— Start of Records to use —

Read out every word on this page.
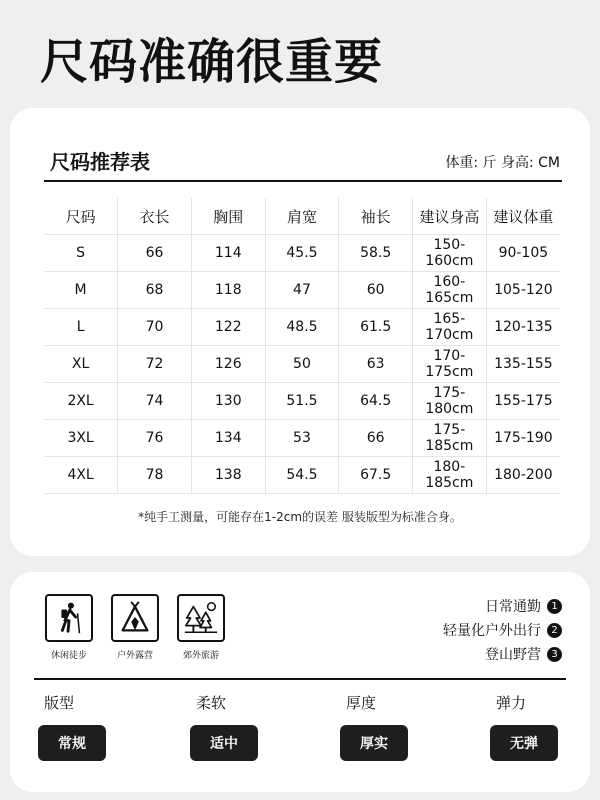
尺码准确很重要
尺码推荐表	体重: 斤 身高: CM
尺码	衣长	胸围	肩宽	袖长	建议身高	建议体重
S	66	114	45.5	58.5	150-160cm	90-105
M	68	118	47	60	160-165cm	105-120
L	70	122	48.5	61.5	165-170cm	120-135
XL	72	126	50	63	170-175cm	135-155
2XL	74	130	51.5	64.5	175-180cm	155-175
3XL	76	134	53	66	175-185cm	175-190
4XL	78	138	54.5	67.5	180-185cm	180-200
*纯手工测量，可能存在1-2cm的误差 服装版型为标准合身。
休闲徒步	户外露营	郊外旅游
日常通勤	1
轻量化户外出行	2
登山野营	3
版型
常规
柔软
适中
厚度
厚实
弹力
无弹
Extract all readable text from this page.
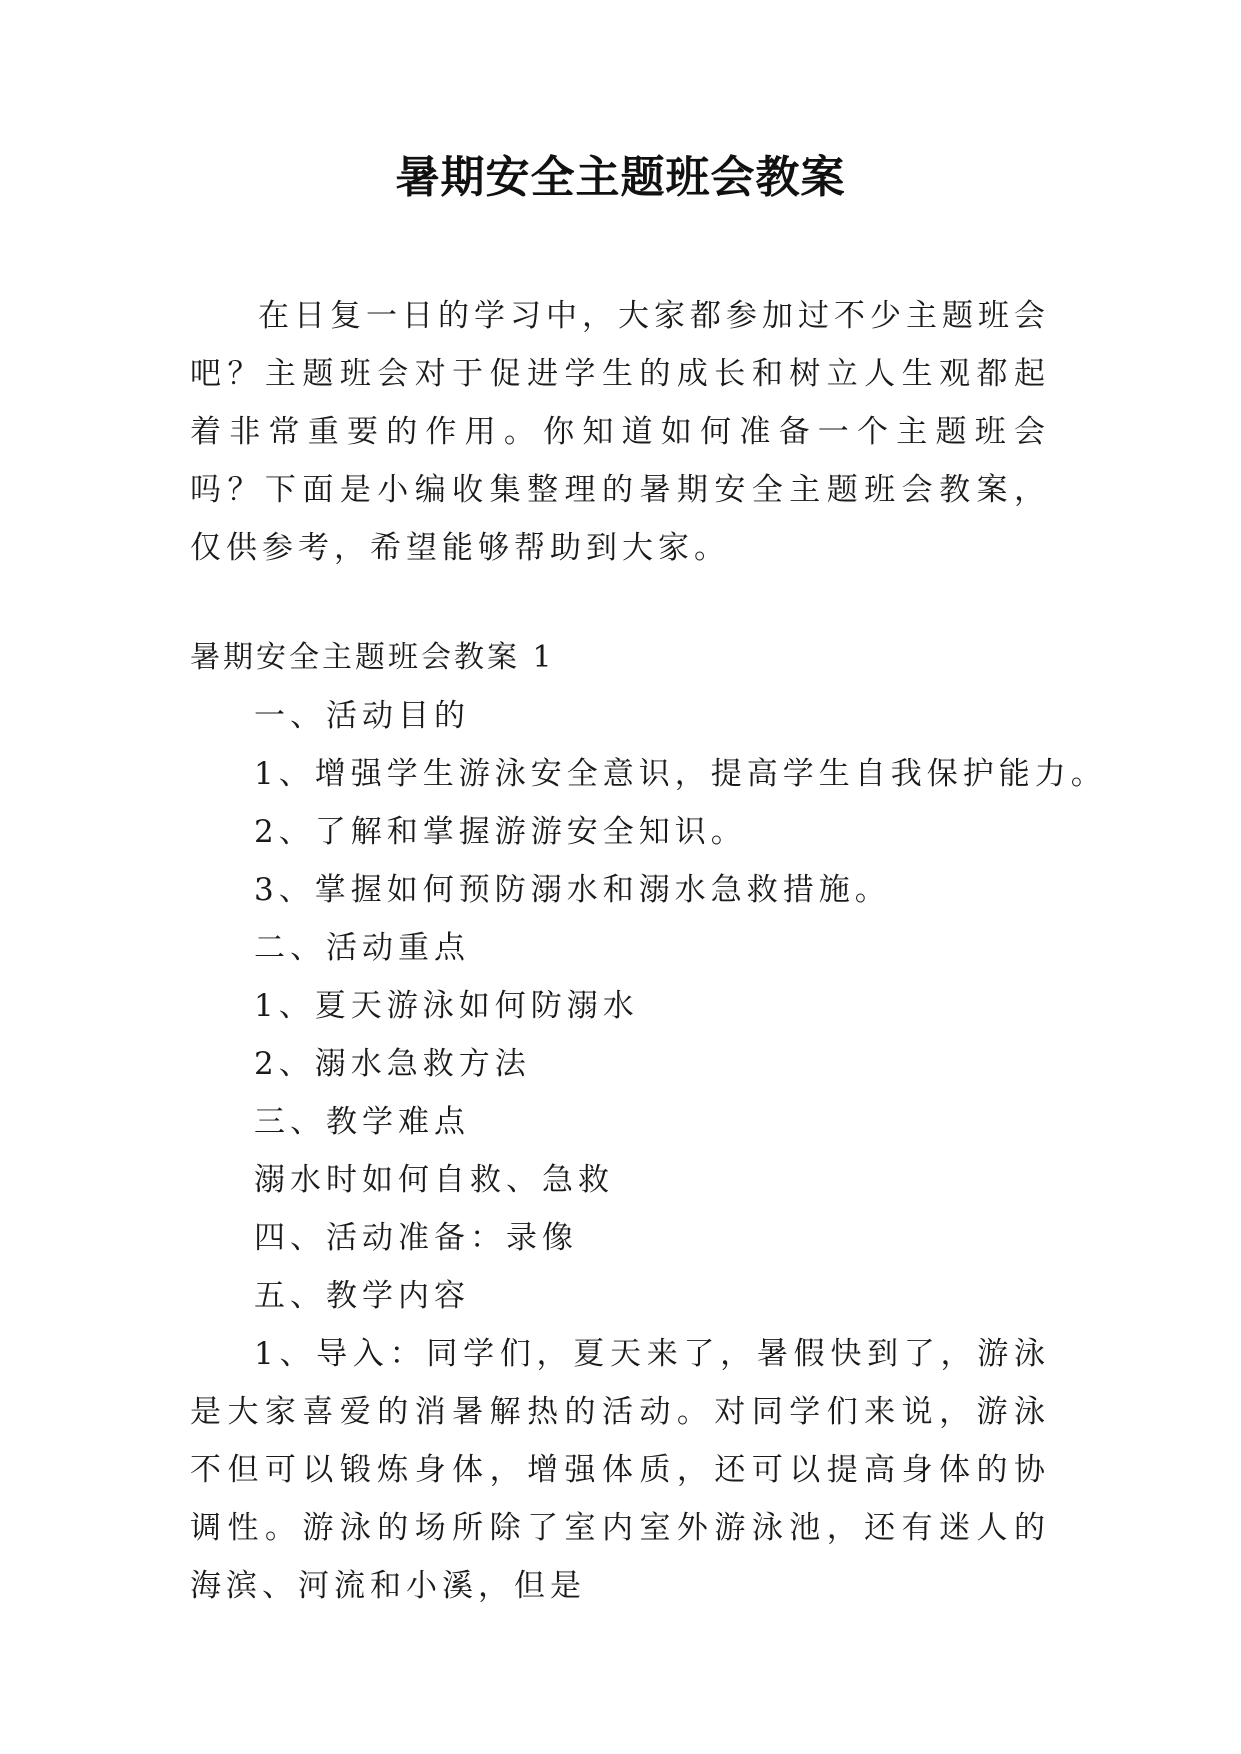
暑期安全主题班会教案

在日复一日的学习中，大家都参加过不少主题班会吧？主题班会对于促进学生的成长和树立人生观都起着非常重要的作用。你知道如何准备一个主题班会吗？下面是小编收集整理的暑期安全主题班会教案，仅供参考，希望能够帮助到大家。

暑期安全主题班会教案 1

一、活动目的

1、增强学生游泳安全意识，提高学生自我保护能力。

2、了解和掌握游游安全知识。

3、掌握如何预防溺水和溺水急救措施。

二、活动重点

1、夏天游泳如何防溺水

2、溺水急救方法

三、教学难点

溺水时如何自救、急救

四、活动准备：录像

五、教学内容

1、导入：同学们，夏天来了，暑假快到了，游泳是大家喜爱的消暑解热的活动。对同学们来说，游泳不但可以锻炼身体，增强体质，还可以提高身体的协调性。游泳的场所除了室内室外游泳池，还有迷人的海滨、河流和小溪，但是
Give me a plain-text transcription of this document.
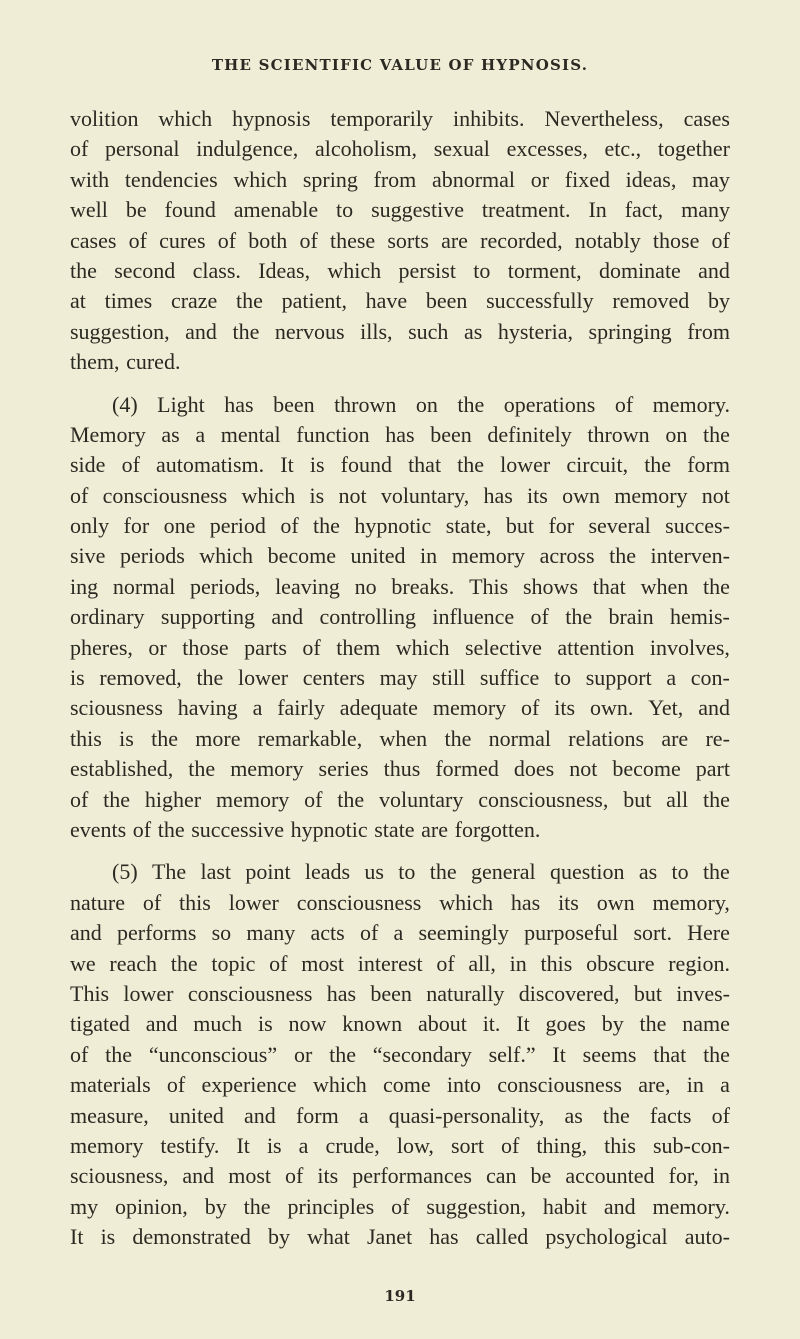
THE SCIENTIFIC VALUE OF HYPNOSIS.
volition which hypnosis temporarily inhibits. Nevertheless, cases
of personal indulgence, alcoholism, sexual excesses, etc., together
with tendencies which spring from abnormal or fixed ideas, may
well be found amenable to suggestive treatment. In fact, many
cases of cures of both of these sorts are recorded, notably those of
the second class. Ideas, which persist to torment, dominate and
at times craze the patient, have been successfully removed by
suggestion, and the nervous ills, such as hysteria, springing from
them, cured.
(4) Light has been thrown on the operations of memory.
Memory as a mental function has been definitely thrown on the
side of automatism. It is found that the lower circuit, the form
of consciousness which is not voluntary, has its own memory not
only for one period of the hypnotic state, but for several succes-
sive periods which become united in memory across the interven-
ing normal periods, leaving no breaks. This shows that when the
ordinary supporting and controlling influence of the brain hemis-
pheres, or those parts of them which selective attention involves,
is removed, the lower centers may still suffice to support a con-
sciousness having a fairly adequate memory of its own. Yet, and
this is the more remarkable, when the normal relations are re-
established, the memory series thus formed does not become part
of the higher memory of the voluntary consciousness, but all the
events of the successive hypnotic state are forgotten.
(5) The last point leads us to the general question as to the
nature of this lower consciousness which has its own memory,
and performs so many acts of a seemingly purposeful sort. Here
we reach the topic of most interest of all, in this obscure region.
This lower consciousness has been naturally discovered, but inves-
tigated and much is now known about it. It goes by the name
of the “unconscious” or the “secondary self.” It seems that the
materials of experience which come into consciousness are, in a
measure, united and form a quasi-personality, as the facts of
memory testify. It is a crude, low, sort of thing, this sub-con-
sciousness, and most of its performances can be accounted for, in
my opinion, by the principles of suggestion, habit and memory.
It is demonstrated by what Janet has called psychological auto-
191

— End of Records to use —

Each record must be quoted in full and exactly. Do not include the pictures.

_Correct result:_
Read out every word on this page.
尺码准确很重要
尺码推荐表	体重: 斤 身高: CM
尺码	衣长	胸围	肩宽	袖长	建议身高	建议体重
S	66	114	45.5	58.5	150-160cm	90-105
M	68	118	47	60	160-165cm	105-120
L	70	122	48.5	61.5	165-170cm	120-135
XL	72	126	50	63	170-175cm	135-155
2XL	74	130	51.5	64.5	175-180cm	155-175
3XL	76	134	53	66	175-185cm	175-190
4XL	78	138	54.5	67.5	180-185cm	180-200
*纯手工测量，可能存在1-2cm的误差 服装版型为标准合身。
休闲徒步	户外露营	郊外旅游
日常通勤	1
轻量化户外出行	2
登山野营	3
版型
常规
柔软
适中
厚度
厚实
弹力
无弹
Extract all readable text from this page.
暑期安全主题班会教案

在日复一日的学习中，大家都参加过不少主题班会吧？主题班会对于促进学生的成长和树立人生观都起着非常重要的作用。你知道如何准备一个主题班会吗？下面是小编收集整理的暑期安全主题班会教案，仅供参考，希望能够帮助到大家。

暑期安全主题班会教案 1

一、活动目的

1、增强学生游泳安全意识，提高学生自我保护能力。

2、了解和掌握游游安全知识。

3、掌握如何预防溺水和溺水急救措施。

二、活动重点

1、夏天游泳如何防溺水

2、溺水急救方法

三、教学难点

溺水时如何自救、急救

四、活动准备：录像

五、教学内容

1、导入：同学们，夏天来了，暑假快到了，游泳是大家喜爱的消暑解热的活动。对同学们来说，游泳不但可以锻炼身体，增强体质，还可以提高身体的协调性。游泳的场所除了室内室外游泳池，还有迷人的海滨、河流和小溪，但是
Give me a plain-text transcription of this document.
THE SCIENTIFIC VALUE OF HYPNOSIS.
volition which hypnosis temporarily inhibits. Nevertheless, cases
of personal indulgence, alcoholism, sexual excesses, etc., together
with tendencies which spring from abnormal or fixed ideas, may
well be found amenable to suggestive treatment. In fact, many
cases of cures of both of these sorts are recorded, notably those of
the second class. Ideas, which persist to torment, dominate and
at times craze the patient, have been successfully removed by
suggestion, and the nervous ills, such as hysteria, springing from
them, cured.
(4) Light has been thrown on the operations of memory.
Memory as a mental function has been definitely thrown on the
side of automatism. It is found that the lower circuit, the form
of consciousness which is not voluntary, has its own memory not
only for one period of the hypnotic state, but for several succes-
sive periods which become united in memory across the interven-
ing normal periods, leaving no breaks. This shows that when the
ordinary supporting and controlling influence of the brain hemis-
pheres, or those parts of them which selective attention involves,
is removed, the lower centers may still suffice to support a con-
sciousness having a fairly adequate memory of its own. Yet, and
this is the more remarkable, when the normal relations are re-
established, the memory series thus formed does not become part
of the higher memory of the voluntary consciousness, but all the
events of the successive hypnotic state are forgotten.
(5) The last point leads us to the general question as to the
nature of this lower consciousness which has its own memory,
and performs so many acts of a seemingly purposeful sort. Here
we reach the topic of most interest of all, in this obscure region.
This lower consciousness has been naturally discovered, but inves-
tigated and much is now known about it. It goes by the name
of the “unconscious” or the “secondary self.” It seems that the
materials of experience which come into consciousness are, in a
measure, united and form a quasi-personality, as the facts of
memory testify. It is a crude, low, sort of thing, this sub-con-
sciousness, and most of its performances can be accounted for, in
my opinion, by the principles of suggestion, habit and memory.
It is demonstrated by what Janet has called psychological auto-
191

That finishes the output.